[WHAT THIS TASK INVOLVES]:
Using the material below, copy every line where "kind" appears.

※ ※ ※

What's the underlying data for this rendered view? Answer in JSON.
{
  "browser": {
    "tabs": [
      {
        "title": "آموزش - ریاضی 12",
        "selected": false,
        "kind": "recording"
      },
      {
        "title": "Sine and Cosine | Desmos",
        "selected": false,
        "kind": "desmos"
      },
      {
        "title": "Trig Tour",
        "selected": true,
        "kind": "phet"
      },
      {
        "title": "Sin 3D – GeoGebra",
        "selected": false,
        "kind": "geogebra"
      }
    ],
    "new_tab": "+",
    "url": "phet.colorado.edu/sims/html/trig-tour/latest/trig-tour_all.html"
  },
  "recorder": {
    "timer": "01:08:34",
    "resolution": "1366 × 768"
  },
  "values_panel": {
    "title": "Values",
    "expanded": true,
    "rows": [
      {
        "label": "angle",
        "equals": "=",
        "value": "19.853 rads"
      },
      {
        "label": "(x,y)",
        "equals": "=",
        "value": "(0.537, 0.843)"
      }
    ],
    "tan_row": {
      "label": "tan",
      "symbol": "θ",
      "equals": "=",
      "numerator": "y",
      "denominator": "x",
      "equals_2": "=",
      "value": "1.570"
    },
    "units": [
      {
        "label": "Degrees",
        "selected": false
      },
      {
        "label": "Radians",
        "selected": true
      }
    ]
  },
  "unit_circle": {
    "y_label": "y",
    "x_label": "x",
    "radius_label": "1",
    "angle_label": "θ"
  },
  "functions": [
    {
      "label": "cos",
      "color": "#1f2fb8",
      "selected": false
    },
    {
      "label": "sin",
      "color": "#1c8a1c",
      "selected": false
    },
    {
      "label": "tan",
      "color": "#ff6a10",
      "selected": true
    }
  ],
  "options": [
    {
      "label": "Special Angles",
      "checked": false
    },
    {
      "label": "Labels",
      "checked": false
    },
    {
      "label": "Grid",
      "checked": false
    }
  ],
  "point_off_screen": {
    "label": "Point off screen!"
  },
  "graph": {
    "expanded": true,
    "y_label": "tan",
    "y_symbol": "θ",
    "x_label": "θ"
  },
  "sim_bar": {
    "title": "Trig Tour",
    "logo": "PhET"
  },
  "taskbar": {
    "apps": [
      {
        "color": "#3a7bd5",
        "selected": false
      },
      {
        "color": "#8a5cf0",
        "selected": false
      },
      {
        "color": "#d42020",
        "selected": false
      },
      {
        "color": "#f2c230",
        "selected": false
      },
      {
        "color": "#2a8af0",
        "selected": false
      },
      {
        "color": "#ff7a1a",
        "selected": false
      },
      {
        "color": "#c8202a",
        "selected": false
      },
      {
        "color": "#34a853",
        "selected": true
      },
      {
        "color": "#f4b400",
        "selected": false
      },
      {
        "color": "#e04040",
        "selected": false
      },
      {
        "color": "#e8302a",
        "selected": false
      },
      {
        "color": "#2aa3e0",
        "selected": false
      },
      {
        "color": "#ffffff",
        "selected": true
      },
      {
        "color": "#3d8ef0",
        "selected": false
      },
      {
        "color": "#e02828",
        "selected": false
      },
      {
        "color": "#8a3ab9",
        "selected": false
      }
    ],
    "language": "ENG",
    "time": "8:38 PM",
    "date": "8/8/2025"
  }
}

※ ※ ※

[TASK SOLUTION]:
        "kind": "recording"
        "kind": "desmos"
        "kind": "phet"
        "kind": "geogebra"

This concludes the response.